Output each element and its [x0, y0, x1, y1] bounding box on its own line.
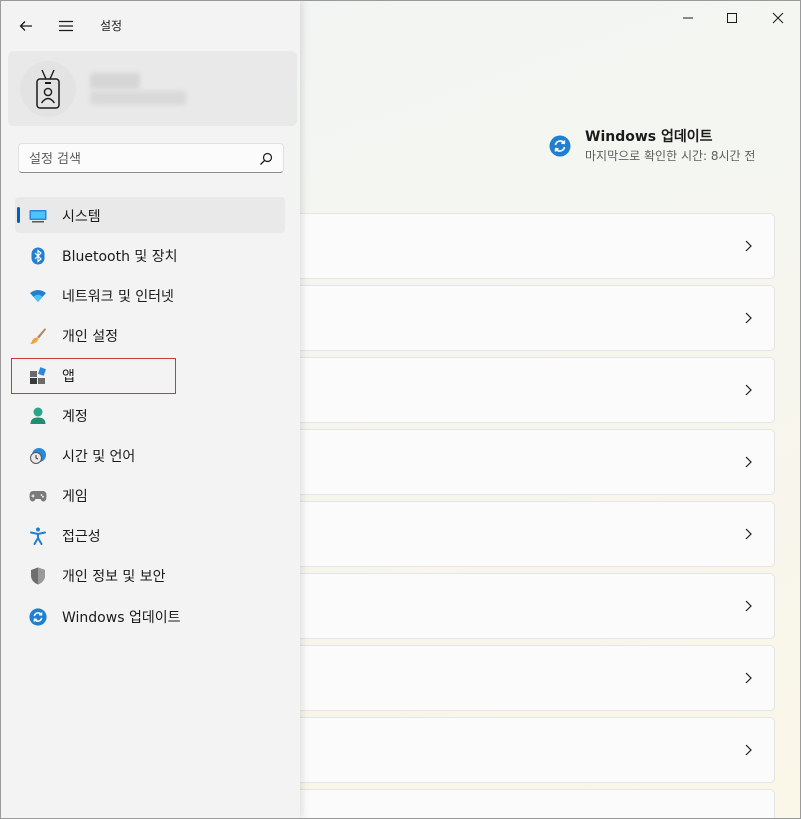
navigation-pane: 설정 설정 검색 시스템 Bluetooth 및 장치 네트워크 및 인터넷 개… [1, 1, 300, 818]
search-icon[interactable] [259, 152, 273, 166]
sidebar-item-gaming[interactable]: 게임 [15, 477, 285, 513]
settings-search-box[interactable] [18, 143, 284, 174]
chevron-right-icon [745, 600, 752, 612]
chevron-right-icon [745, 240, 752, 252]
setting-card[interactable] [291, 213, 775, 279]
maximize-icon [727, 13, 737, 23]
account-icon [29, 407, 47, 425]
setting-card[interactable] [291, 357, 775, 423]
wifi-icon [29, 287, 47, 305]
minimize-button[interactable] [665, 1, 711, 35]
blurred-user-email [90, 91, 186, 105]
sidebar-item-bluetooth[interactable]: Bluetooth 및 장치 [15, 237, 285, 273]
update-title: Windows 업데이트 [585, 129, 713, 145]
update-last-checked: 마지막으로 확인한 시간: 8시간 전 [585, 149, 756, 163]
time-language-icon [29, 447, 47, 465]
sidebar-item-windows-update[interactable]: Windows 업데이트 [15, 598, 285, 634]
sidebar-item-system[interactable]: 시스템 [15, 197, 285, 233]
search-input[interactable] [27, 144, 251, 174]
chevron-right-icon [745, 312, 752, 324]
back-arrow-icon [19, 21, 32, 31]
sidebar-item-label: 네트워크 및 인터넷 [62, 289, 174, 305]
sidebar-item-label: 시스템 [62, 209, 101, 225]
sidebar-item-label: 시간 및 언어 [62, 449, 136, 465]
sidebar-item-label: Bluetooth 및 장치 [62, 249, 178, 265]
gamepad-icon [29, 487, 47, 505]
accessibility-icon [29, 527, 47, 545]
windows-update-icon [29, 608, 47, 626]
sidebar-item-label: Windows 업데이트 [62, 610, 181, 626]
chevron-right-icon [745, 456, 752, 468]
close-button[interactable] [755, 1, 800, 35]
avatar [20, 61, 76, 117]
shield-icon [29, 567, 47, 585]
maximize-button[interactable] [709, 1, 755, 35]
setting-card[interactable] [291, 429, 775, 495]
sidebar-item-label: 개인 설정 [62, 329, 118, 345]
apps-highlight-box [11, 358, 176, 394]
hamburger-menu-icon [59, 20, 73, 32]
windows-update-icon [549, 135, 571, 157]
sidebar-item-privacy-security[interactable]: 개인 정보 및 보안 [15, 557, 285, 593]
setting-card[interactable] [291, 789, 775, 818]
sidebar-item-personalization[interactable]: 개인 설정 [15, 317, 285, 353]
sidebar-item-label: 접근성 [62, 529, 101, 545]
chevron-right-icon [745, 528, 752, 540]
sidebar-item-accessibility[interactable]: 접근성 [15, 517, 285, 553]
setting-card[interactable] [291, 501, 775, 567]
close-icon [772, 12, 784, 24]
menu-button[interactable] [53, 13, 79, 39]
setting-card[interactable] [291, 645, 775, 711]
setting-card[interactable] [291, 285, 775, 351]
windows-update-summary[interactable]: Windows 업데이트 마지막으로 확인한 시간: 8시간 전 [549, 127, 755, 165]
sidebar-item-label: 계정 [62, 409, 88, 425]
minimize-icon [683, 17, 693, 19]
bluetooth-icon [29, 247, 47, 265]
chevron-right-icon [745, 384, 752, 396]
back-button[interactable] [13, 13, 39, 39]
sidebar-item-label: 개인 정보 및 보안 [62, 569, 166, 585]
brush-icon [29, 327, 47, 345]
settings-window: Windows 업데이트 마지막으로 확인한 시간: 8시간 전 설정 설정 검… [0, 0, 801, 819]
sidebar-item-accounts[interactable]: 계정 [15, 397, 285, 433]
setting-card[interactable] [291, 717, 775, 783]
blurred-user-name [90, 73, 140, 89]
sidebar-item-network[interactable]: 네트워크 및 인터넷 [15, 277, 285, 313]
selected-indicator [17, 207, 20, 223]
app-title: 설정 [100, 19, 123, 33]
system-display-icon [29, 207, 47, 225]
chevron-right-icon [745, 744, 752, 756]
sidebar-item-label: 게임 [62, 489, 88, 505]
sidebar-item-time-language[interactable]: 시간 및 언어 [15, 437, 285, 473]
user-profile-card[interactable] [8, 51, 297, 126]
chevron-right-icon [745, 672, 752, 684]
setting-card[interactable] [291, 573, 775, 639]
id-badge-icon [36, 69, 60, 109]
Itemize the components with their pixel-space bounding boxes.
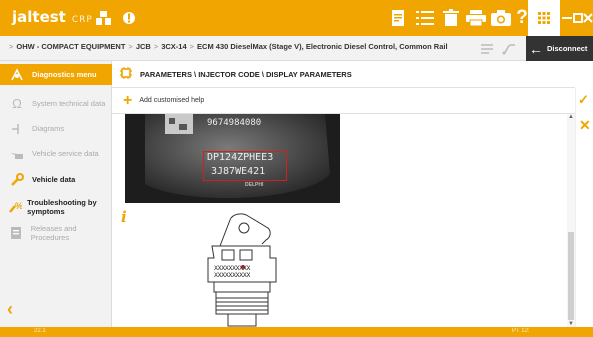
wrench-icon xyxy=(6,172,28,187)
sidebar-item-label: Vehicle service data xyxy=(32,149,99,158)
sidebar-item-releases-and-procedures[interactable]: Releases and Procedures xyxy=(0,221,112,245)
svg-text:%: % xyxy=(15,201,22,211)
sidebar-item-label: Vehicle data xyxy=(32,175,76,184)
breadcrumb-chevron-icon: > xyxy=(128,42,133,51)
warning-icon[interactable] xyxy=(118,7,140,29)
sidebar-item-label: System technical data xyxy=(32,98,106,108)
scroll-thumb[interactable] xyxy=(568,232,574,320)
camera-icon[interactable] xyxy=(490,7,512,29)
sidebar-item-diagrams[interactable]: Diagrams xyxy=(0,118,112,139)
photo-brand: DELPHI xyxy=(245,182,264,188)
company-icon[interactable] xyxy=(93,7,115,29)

---*---

(WHAT YOU WILL DO): Gather every line of the material that contains the word "Vehicle". Case counts.

(SOLUTION TO THIS TASK):
sidebar-item-label: Vehicle service data xyxy=(32,149,99,158)
sidebar-item-label: Vehicle data xyxy=(32,175,76,184)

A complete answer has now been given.